— start —

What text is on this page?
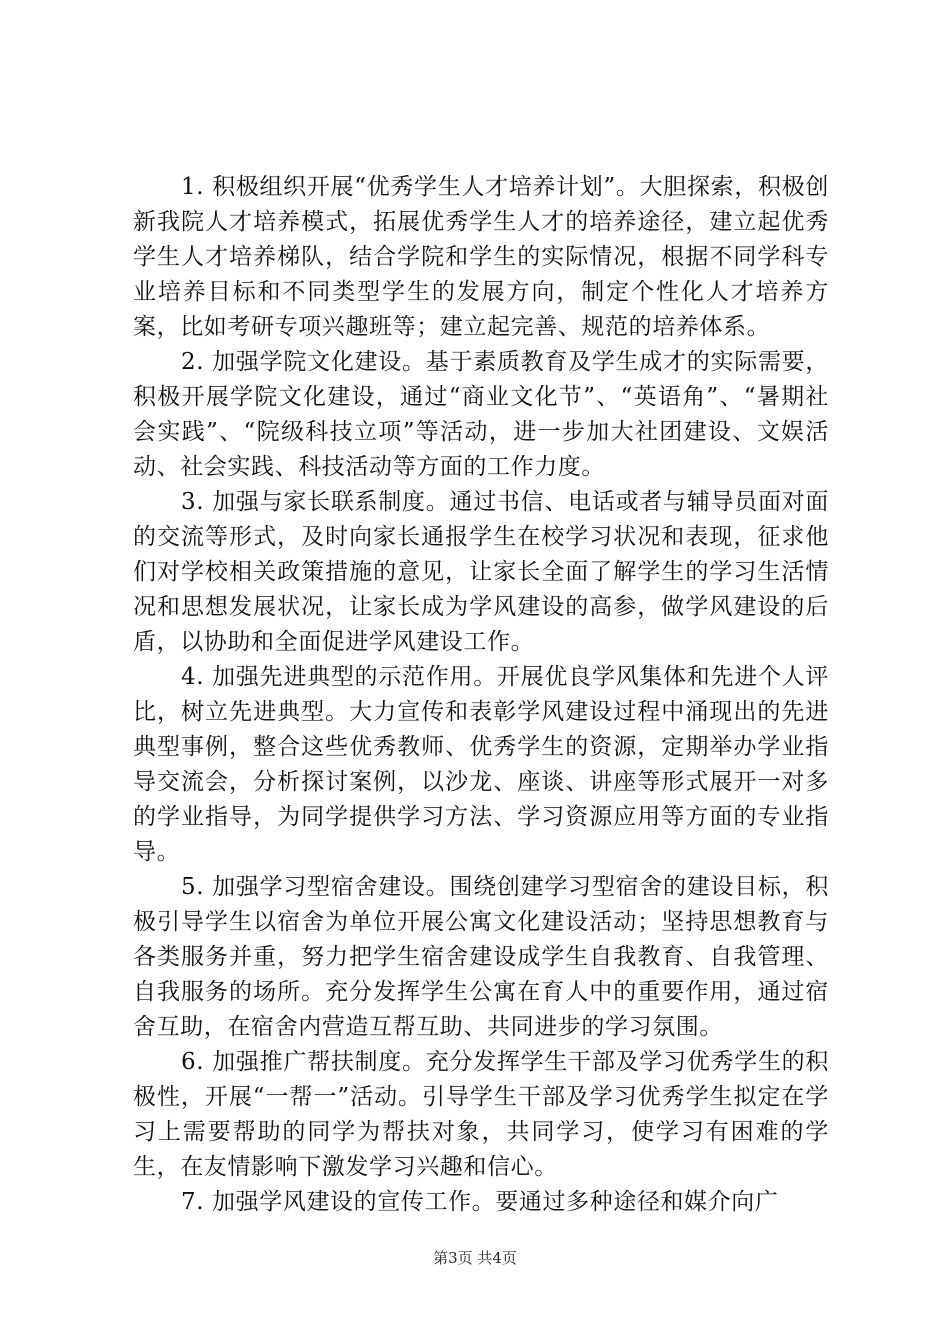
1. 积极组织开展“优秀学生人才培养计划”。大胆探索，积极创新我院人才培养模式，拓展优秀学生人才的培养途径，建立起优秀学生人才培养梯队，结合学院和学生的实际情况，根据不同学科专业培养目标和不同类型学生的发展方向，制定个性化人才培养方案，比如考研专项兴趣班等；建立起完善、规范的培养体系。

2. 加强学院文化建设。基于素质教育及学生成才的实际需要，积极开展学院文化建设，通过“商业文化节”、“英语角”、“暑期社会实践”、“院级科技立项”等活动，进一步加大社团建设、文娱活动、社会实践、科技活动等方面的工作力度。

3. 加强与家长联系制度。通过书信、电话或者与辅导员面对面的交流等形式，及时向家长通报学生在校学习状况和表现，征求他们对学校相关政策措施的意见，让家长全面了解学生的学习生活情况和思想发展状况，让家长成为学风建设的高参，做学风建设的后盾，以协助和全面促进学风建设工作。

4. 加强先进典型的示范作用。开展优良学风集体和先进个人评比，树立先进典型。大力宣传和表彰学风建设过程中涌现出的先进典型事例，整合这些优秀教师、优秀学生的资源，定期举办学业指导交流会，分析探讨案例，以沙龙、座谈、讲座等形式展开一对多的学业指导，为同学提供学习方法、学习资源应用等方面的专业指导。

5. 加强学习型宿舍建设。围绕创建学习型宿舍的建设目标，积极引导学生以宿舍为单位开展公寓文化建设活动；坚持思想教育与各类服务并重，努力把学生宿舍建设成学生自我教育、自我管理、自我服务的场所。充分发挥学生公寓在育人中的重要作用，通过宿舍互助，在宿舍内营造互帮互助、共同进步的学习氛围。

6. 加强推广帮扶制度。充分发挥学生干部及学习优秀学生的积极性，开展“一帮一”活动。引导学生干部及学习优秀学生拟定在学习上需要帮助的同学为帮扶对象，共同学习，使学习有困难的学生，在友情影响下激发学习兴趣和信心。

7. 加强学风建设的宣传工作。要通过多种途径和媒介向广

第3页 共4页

— end —
— start —

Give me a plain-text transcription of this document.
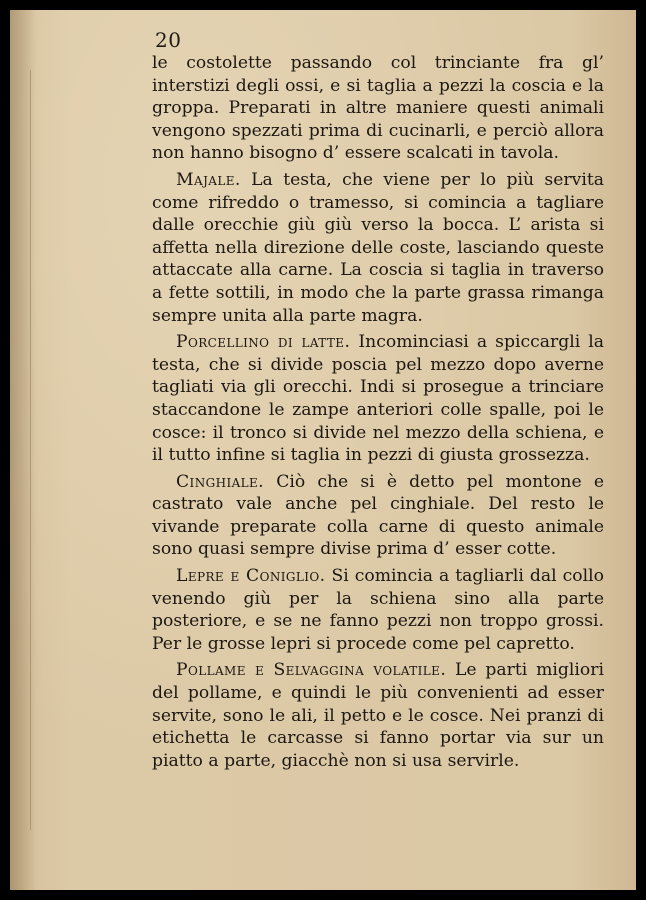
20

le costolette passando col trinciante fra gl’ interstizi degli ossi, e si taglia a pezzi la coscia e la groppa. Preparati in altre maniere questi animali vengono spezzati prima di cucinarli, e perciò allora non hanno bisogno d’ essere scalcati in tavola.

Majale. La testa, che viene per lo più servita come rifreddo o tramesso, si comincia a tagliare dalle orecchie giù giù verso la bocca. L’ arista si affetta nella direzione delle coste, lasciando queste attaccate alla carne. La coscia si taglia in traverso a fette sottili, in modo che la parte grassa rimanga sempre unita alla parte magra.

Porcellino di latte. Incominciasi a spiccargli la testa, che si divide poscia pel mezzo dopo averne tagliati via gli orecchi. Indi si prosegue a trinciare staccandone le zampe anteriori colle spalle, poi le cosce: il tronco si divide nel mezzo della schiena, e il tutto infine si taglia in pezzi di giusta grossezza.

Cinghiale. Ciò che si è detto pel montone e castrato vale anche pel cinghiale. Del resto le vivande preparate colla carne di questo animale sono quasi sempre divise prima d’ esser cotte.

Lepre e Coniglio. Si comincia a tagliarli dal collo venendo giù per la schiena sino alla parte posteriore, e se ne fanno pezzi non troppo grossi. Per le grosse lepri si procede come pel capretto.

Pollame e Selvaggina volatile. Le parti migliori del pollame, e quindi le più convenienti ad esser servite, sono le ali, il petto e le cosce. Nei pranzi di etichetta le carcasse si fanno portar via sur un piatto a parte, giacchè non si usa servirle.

— end —

◆ AIM
Each line that holds the string "this" counts once; give the total and nothing else.

◆ TASK RESPONSE
2